Source records:
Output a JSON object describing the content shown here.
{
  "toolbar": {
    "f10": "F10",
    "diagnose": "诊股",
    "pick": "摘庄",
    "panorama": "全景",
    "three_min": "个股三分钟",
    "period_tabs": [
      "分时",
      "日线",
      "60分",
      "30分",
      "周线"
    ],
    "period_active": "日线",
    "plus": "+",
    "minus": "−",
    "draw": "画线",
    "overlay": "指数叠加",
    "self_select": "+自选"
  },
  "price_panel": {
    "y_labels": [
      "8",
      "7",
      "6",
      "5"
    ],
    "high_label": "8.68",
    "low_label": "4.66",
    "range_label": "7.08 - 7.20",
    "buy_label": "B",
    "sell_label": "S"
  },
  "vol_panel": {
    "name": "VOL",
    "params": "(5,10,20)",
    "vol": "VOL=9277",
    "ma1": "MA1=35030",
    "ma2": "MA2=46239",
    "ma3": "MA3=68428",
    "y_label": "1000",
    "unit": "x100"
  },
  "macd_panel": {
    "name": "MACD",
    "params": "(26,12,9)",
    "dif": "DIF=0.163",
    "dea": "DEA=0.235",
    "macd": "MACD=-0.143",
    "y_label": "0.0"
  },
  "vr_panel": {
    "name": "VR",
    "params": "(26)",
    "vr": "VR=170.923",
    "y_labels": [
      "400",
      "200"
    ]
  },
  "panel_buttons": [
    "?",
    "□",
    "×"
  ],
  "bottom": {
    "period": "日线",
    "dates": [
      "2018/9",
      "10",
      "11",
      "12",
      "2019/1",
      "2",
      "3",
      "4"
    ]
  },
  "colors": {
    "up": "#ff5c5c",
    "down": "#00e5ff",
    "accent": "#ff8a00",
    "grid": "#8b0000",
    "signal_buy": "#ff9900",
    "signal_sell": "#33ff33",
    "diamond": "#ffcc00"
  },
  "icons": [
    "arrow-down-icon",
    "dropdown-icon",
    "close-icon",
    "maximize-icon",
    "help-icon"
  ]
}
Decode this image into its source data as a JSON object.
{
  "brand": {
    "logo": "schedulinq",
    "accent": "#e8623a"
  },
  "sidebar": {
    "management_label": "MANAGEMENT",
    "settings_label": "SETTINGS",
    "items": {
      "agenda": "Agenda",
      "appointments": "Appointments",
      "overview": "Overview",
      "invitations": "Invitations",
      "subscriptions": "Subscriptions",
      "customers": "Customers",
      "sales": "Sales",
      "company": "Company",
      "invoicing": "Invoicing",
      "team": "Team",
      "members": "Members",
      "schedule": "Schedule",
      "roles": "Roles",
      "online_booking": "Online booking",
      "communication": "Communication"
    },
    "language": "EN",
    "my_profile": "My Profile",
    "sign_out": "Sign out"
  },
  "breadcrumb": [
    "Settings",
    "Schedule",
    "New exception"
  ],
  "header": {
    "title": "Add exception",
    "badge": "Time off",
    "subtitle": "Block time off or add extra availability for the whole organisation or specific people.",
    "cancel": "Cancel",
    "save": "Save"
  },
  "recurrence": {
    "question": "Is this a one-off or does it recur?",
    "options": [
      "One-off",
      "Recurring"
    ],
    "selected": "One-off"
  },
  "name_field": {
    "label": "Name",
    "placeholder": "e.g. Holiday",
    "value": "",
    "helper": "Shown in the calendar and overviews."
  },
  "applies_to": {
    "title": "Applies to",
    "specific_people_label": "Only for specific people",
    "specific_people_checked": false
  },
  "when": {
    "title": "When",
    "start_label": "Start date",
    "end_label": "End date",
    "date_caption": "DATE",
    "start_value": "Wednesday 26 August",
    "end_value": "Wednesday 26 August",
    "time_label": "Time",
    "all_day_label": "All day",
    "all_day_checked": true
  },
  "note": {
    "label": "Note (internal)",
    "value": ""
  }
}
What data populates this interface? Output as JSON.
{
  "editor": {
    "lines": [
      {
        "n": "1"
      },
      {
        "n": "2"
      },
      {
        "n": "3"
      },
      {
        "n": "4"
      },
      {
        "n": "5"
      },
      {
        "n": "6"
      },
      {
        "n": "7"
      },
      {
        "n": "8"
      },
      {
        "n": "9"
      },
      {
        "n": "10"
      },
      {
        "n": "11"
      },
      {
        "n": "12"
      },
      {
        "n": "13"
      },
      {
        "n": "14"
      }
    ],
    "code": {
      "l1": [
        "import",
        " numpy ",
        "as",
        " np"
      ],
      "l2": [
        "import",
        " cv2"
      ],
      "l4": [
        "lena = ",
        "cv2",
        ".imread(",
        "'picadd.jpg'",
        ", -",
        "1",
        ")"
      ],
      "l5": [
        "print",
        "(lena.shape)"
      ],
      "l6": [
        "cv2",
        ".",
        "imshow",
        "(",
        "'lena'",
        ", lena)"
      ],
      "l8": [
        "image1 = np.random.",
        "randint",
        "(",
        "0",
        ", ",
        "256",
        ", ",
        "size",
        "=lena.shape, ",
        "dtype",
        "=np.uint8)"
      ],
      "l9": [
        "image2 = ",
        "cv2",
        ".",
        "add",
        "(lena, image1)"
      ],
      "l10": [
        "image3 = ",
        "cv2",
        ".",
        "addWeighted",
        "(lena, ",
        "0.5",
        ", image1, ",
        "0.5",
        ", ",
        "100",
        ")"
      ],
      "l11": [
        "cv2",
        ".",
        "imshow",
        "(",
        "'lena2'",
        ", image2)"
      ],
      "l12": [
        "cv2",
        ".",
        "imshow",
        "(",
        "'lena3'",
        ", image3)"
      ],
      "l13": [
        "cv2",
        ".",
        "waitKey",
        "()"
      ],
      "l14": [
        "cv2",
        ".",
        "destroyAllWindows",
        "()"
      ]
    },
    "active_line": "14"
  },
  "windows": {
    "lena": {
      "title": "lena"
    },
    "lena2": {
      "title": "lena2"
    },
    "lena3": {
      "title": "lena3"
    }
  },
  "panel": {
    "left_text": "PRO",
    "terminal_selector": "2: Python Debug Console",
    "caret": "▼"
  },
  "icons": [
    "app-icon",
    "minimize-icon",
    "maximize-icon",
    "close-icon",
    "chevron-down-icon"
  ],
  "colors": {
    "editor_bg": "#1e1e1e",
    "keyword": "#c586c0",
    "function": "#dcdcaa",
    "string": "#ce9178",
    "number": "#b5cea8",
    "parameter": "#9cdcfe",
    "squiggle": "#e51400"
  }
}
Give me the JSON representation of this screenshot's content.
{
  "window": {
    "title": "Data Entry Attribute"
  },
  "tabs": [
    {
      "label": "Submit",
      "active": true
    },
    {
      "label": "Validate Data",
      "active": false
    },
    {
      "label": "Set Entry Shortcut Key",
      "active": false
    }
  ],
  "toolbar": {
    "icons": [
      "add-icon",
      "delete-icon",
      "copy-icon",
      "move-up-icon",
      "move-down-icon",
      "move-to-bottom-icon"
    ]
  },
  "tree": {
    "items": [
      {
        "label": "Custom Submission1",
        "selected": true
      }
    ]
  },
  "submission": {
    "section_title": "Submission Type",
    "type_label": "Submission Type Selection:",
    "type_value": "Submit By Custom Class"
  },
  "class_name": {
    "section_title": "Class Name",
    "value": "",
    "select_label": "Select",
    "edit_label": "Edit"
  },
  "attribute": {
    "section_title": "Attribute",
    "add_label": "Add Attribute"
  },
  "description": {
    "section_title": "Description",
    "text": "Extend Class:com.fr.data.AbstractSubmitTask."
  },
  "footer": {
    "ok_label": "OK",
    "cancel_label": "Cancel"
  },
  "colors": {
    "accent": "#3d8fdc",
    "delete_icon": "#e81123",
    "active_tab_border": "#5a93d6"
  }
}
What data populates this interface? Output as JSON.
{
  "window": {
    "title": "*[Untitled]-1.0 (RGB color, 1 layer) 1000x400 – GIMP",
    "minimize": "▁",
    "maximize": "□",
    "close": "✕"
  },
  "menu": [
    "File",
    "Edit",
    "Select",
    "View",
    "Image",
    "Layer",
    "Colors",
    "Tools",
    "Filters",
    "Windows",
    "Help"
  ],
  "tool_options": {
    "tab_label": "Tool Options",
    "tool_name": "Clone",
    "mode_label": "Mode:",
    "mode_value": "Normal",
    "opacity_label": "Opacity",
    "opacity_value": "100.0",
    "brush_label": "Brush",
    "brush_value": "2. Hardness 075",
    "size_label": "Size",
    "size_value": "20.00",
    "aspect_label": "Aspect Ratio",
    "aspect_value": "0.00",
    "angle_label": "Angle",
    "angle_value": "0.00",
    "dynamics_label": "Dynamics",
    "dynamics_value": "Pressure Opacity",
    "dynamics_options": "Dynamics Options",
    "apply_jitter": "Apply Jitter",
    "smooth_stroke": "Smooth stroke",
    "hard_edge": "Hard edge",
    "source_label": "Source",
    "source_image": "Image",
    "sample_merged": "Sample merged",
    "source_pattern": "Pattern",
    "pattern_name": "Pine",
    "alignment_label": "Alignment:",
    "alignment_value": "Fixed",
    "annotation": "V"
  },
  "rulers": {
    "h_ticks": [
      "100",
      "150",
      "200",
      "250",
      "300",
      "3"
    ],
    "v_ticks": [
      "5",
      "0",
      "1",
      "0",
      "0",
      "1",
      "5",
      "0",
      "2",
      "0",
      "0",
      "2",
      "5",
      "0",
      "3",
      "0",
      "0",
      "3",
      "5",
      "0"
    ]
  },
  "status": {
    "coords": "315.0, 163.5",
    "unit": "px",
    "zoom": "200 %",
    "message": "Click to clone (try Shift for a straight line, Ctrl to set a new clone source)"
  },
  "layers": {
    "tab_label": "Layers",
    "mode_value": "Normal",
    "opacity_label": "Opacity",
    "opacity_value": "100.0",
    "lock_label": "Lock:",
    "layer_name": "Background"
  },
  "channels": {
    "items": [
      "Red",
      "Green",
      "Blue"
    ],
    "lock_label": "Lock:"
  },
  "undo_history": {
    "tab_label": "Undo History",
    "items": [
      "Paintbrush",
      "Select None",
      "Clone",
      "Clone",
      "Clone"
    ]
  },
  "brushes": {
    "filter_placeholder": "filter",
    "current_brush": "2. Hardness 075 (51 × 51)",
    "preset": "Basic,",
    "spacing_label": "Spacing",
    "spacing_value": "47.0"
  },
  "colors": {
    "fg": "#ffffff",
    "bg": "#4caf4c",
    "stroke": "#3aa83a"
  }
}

▶ _BRIEF_: Count how many lines above carry the word "JSON". Only the number is required.

▶ _RESPONSE_: 5